# What you should do
Copy every line of the data below word for word, changing nothing.

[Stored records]
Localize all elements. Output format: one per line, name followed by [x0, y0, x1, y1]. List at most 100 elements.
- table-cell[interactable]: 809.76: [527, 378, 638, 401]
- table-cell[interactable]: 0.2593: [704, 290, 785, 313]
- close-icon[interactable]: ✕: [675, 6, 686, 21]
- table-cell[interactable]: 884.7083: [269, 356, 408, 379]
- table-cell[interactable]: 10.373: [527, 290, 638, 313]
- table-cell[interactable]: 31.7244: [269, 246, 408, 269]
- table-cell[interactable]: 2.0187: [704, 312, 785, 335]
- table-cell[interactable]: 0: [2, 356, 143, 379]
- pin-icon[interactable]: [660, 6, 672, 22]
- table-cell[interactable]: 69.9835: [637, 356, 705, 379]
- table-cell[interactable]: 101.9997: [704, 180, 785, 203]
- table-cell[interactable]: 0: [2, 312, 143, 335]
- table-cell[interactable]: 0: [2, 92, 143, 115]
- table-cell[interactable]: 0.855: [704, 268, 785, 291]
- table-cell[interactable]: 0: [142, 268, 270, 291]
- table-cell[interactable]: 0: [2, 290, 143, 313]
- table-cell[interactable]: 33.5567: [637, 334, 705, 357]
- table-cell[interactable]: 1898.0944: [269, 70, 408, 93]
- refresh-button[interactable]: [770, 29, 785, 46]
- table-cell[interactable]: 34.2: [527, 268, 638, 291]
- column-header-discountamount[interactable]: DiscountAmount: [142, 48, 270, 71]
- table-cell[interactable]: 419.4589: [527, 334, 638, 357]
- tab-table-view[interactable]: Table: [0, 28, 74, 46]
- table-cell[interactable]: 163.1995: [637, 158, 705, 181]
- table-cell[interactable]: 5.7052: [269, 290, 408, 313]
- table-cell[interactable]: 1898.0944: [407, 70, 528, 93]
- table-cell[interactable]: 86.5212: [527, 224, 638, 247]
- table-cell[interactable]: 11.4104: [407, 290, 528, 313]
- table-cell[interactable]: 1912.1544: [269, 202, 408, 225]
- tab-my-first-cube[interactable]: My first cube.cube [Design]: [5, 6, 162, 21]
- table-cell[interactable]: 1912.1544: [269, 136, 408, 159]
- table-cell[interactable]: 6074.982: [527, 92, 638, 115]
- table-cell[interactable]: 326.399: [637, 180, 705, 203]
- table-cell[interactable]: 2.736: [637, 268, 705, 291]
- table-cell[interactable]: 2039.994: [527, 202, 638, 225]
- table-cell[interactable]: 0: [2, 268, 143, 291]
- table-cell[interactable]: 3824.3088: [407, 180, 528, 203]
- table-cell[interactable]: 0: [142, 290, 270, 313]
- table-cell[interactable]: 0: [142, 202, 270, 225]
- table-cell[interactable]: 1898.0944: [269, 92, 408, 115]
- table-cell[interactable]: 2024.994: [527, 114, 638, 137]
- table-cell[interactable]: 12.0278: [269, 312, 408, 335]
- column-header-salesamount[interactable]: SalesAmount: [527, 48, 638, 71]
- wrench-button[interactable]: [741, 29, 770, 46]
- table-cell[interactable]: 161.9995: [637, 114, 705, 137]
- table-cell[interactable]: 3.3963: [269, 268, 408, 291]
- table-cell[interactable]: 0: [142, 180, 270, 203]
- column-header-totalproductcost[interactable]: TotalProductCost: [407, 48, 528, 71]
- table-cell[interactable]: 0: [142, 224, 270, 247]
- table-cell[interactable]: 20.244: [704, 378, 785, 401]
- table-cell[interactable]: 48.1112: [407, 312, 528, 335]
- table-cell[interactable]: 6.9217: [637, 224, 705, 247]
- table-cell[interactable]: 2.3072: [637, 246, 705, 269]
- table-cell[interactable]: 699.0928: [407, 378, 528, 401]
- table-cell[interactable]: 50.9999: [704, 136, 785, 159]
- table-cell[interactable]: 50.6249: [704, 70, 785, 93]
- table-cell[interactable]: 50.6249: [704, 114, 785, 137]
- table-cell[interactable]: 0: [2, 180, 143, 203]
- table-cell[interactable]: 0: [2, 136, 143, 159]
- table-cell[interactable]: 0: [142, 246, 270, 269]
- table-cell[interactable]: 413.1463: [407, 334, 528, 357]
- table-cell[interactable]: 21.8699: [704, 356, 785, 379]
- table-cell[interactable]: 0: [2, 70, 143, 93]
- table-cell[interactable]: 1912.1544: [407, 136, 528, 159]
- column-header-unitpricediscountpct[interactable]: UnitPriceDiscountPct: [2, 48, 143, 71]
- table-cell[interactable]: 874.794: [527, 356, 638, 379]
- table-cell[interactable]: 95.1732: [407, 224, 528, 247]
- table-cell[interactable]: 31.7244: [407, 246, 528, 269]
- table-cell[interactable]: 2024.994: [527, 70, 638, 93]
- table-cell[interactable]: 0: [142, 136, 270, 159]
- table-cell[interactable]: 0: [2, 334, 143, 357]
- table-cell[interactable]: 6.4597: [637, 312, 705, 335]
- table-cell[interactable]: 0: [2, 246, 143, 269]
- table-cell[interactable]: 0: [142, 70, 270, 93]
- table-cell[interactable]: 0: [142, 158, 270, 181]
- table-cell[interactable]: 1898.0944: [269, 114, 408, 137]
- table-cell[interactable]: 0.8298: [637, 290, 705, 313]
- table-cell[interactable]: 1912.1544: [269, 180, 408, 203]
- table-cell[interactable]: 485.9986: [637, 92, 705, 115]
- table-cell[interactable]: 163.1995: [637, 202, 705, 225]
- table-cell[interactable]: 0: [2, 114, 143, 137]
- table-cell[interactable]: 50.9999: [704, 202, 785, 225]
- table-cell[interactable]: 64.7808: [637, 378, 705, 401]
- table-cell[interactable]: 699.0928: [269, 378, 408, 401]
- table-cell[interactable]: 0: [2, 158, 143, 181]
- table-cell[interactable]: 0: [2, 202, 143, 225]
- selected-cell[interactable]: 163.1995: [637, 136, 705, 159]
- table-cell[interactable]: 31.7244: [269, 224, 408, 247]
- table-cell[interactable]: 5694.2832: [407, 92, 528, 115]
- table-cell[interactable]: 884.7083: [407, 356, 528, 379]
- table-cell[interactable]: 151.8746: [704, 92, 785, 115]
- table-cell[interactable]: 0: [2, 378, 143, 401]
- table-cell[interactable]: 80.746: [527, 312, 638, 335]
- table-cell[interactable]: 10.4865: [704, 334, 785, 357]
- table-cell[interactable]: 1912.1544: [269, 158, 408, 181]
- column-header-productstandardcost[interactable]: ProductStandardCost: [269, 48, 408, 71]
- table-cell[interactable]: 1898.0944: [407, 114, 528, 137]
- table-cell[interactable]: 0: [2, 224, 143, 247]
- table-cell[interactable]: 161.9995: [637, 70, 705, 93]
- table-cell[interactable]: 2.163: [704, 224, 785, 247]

# Correct response
Localize all elements. Output format: one per line, name followed by [x0, y0, x1, y1]. List at most 100 elements.
- table-cell[interactable]: 809.76: [527, 378, 638, 401]
- table-cell[interactable]: 0.2593: [704, 290, 785, 313]
- close-icon[interactable]: ✕: [675, 6, 686, 21]
- table-cell[interactable]: 884.7083: [269, 356, 408, 379]
- table-cell[interactable]: 10.373: [527, 290, 638, 313]
- table-cell[interactable]: 31.7244: [269, 246, 408, 269]
- table-cell[interactable]: 2.0187: [704, 312, 785, 335]
- table-cell[interactable]: 0: [2, 356, 143, 379]
- pin-icon[interactable]: [660, 6, 672, 22]
- table-cell[interactable]: 69.9835: [637, 356, 705, 379]
- table-cell[interactable]: 101.9997: [704, 180, 785, 203]
- table-cell[interactable]: 0: [2, 312, 143, 335]
- table-cell[interactable]: 0: [2, 92, 143, 115]
- table-cell[interactable]: 0.855: [704, 268, 785, 291]
- table-cell[interactable]: 0: [142, 268, 270, 291]
- table-cell[interactable]: 0: [2, 290, 143, 313]
- table-cell[interactable]: 33.5567: [637, 334, 705, 357]
- table-cell[interactable]: 1898.0944: [269, 70, 408, 93]
- refresh-button[interactable]: [770, 29, 785, 46]
- table-cell[interactable]: 34.2: [527, 268, 638, 291]
- column-header-discountamount[interactable]: DiscountAmount: [142, 48, 270, 71]
- table-cell[interactable]: 419.4589: [527, 334, 638, 357]
- tab-table-view[interactable]: Table: [0, 28, 74, 46]
- table-cell[interactable]: 163.1995: [637, 158, 705, 181]
- table-cell[interactable]: 5.7052: [269, 290, 408, 313]
- table-cell[interactable]: 1898.0944: [407, 70, 528, 93]
- table-cell[interactable]: 86.5212: [527, 224, 638, 247]
- table-cell[interactable]: 11.4104: [407, 290, 528, 313]
- table-cell[interactable]: 1912.1544: [269, 202, 408, 225]
- tab-my-first-cube[interactable]: My first cube.cube [Design]: [5, 6, 162, 21]
- table-cell[interactable]: 1912.1544: [269, 136, 408, 159]
- table-cell[interactable]: 6074.982: [527, 92, 638, 115]
- table-cell[interactable]: 326.399: [637, 180, 705, 203]
- table-cell[interactable]: 2.736: [637, 268, 705, 291]
- table-cell[interactable]: 2039.994: [527, 202, 638, 225]
- table-cell[interactable]: 0: [2, 268, 143, 291]
- table-cell[interactable]: 3824.3088: [407, 180, 528, 203]
- table-cell[interactable]: 0: [142, 290, 270, 313]
- table-cell[interactable]: 0: [142, 202, 270, 225]
- table-cell[interactable]: 1898.0944: [269, 92, 408, 115]
- table-cell[interactable]: 2024.994: [527, 114, 638, 137]
- table-cell[interactable]: 12.0278: [269, 312, 408, 335]
- column-header-salesamount[interactable]: SalesAmount: [527, 48, 638, 71]
- wrench-button[interactable]: [741, 29, 770, 46]
- table-cell[interactable]: 161.9995: [637, 114, 705, 137]
- table-cell[interactable]: 3.3963: [269, 268, 408, 291]
- table-cell[interactable]: 0: [142, 180, 270, 203]
- column-header-totalproductcost[interactable]: TotalProductCost: [407, 48, 528, 71]
- table-cell[interactable]: 0: [142, 224, 270, 247]
- table-cell[interactable]: 20.244: [704, 378, 785, 401]
- table-cell[interactable]: 48.1112: [407, 312, 528, 335]
- table-cell[interactable]: 6.9217: [637, 224, 705, 247]
- table-cell[interactable]: 2.3072: [637, 246, 705, 269]
- table-cell[interactable]: 699.0928: [407, 378, 528, 401]
- table-cell[interactable]: 50.9999: [704, 136, 785, 159]
- table-cell[interactable]: 50.6249: [704, 70, 785, 93]
- table-cell[interactable]: 50.6249: [704, 114, 785, 137]
- table-cell[interactable]: 0: [2, 180, 143, 203]
- table-cell[interactable]: 0: [2, 136, 143, 159]
- table-cell[interactable]: 0: [142, 246, 270, 269]
- table-cell[interactable]: 413.1463: [407, 334, 528, 357]
- table-cell[interactable]: 21.8699: [704, 356, 785, 379]
- table-cell[interactable]: 0: [2, 70, 143, 93]
- table-cell[interactable]: 1912.1544: [407, 136, 528, 159]
- column-header-unitpricediscountpct[interactable]: UnitPriceDiscountPct: [2, 48, 143, 71]
- table-cell[interactable]: 874.794: [527, 356, 638, 379]
- table-cell[interactable]: 95.1732: [407, 224, 528, 247]
- table-cell[interactable]: 31.7244: [407, 246, 528, 269]
- table-cell[interactable]: 2024.994: [527, 70, 638, 93]
- table-cell[interactable]: 0: [142, 136, 270, 159]
- table-cell[interactable]: 0: [2, 334, 143, 357]
- table-cell[interactable]: 6.4597: [637, 312, 705, 335]
- table-cell[interactable]: 0: [2, 246, 143, 269]
- table-cell[interactable]: 0: [142, 70, 270, 93]
- table-cell[interactable]: 0: [142, 158, 270, 181]
- table-cell[interactable]: 1898.0944: [269, 114, 408, 137]
- table-cell[interactable]: 0.8298: [637, 290, 705, 313]
- table-cell[interactable]: 1912.1544: [269, 180, 408, 203]
- table-cell[interactable]: 485.9986: [637, 92, 705, 115]
- table-cell[interactable]: 163.1995: [637, 202, 705, 225]
- table-cell[interactable]: 0: [2, 114, 143, 137]
- table-cell[interactable]: 50.9999: [704, 202, 785, 225]
- table-cell[interactable]: 64.7808: [637, 378, 705, 401]
- table-cell[interactable]: 699.0928: [269, 378, 408, 401]
- table-cell[interactable]: 0: [2, 158, 143, 181]
- table-cell[interactable]: 0: [2, 202, 143, 225]
- selected-cell[interactable]: 163.1995: [637, 136, 705, 159]
- table-cell[interactable]: 31.7244: [269, 224, 408, 247]
- table-cell[interactable]: 5694.2832: [407, 92, 528, 115]
- table-cell[interactable]: 884.7083: [407, 356, 528, 379]
- table-cell[interactable]: 151.8746: [704, 92, 785, 115]
- table-cell[interactable]: 0: [2, 378, 143, 401]
- table-cell[interactable]: 80.746: [527, 312, 638, 335]
- table-cell[interactable]: 10.4865: [704, 334, 785, 357]
- table-cell[interactable]: 1912.1544: [269, 158, 408, 181]
- column-header-productstandardcost[interactable]: ProductStandardCost: [269, 48, 408, 71]
- table-cell[interactable]: 1898.0944: [407, 114, 528, 137]
- table-cell[interactable]: 0: [2, 224, 143, 247]
- table-cell[interactable]: 161.9995: [637, 70, 705, 93]
- table-cell[interactable]: 2.163: [704, 224, 785, 247]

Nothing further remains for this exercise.